■ **Description of the task**: Check each line of the records below and collect those holding "label".

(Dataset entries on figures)
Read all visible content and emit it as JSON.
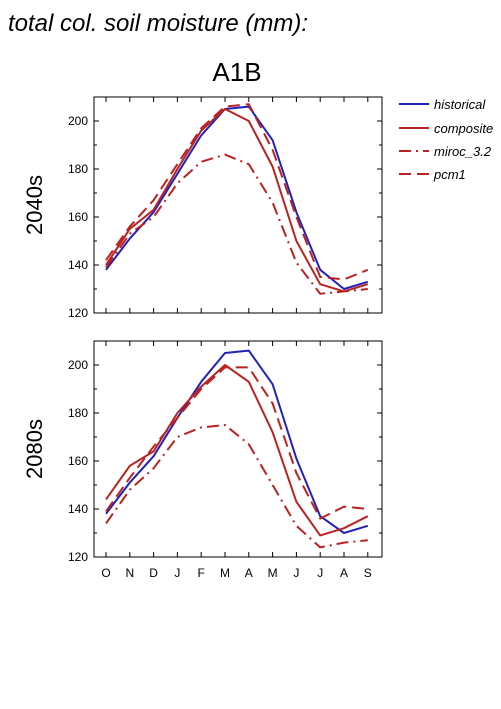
{
  "page_title": "total col. soil moisture (mm):",
  "scenario_title": "A1B",
  "colors": {
    "historical": "#2222bb",
    "models": "#bb2222"
  },
  "legend": [
    {
      "label": "historical",
      "dash": "solid",
      "color": "#2222bb"
    },
    {
      "label": "composite",
      "dash": "solid",
      "color": "#bb2222"
    },
    {
      "label": "miroc_3.2",
      "dash": "dashdot",
      "color": "#bb2222"
    },
    {
      "label": "pcm1",
      "dash": "dash",
      "color": "#bb2222"
    }
  ],
  "chart_data": [
    {
      "type": "line",
      "title": "2040s",
      "categories": [
        "O",
        "N",
        "D",
        "J",
        "F",
        "M",
        "A",
        "M",
        "J",
        "J",
        "A",
        "S"
      ],
      "ylim": [
        120,
        210
      ],
      "yticks": [
        120,
        140,
        160,
        180,
        200
      ],
      "series": [
        {
          "name": "historical",
          "values": [
            138,
            151,
            162,
            178,
            194,
            205,
            206,
            192,
            162,
            138,
            130,
            133
          ]
        },
        {
          "name": "composite",
          "values": [
            140,
            155,
            163,
            180,
            196,
            205,
            200,
            181,
            150,
            132,
            129,
            132
          ]
        },
        {
          "name": "miroc_3.2",
          "values": [
            139,
            153,
            160,
            174,
            183,
            186,
            182,
            166,
            141,
            128,
            129,
            130
          ]
        },
        {
          "name": "pcm1",
          "values": [
            142,
            156,
            167,
            182,
            197,
            206,
            207,
            188,
            160,
            135,
            134,
            138
          ]
        }
      ]
    },
    {
      "type": "line",
      "title": "2080s",
      "categories": [
        "O",
        "N",
        "D",
        "J",
        "F",
        "M",
        "A",
        "M",
        "J",
        "J",
        "A",
        "S"
      ],
      "ylim": [
        120,
        210
      ],
      "yticks": [
        120,
        140,
        160,
        180,
        200
      ],
      "series": [
        {
          "name": "historical",
          "values": [
            138,
            151,
            162,
            178,
            193,
            205,
            206,
            192,
            161,
            137,
            130,
            133
          ]
        },
        {
          "name": "composite",
          "values": [
            144,
            158,
            164,
            180,
            191,
            200,
            193,
            172,
            143,
            129,
            132,
            137
          ]
        },
        {
          "name": "miroc_3.2",
          "values": [
            134,
            148,
            157,
            170,
            174,
            175,
            167,
            150,
            133,
            124,
            126,
            127
          ]
        },
        {
          "name": "pcm1",
          "values": [
            139,
            153,
            166,
            178,
            190,
            199,
            199,
            184,
            155,
            136,
            141,
            140
          ]
        }
      ]
    }
  ]
}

■ **Correct output**:
      "label": "historical",
      "label": "composite",
      "label": "miroc_3.2",
      "label": "pcm1",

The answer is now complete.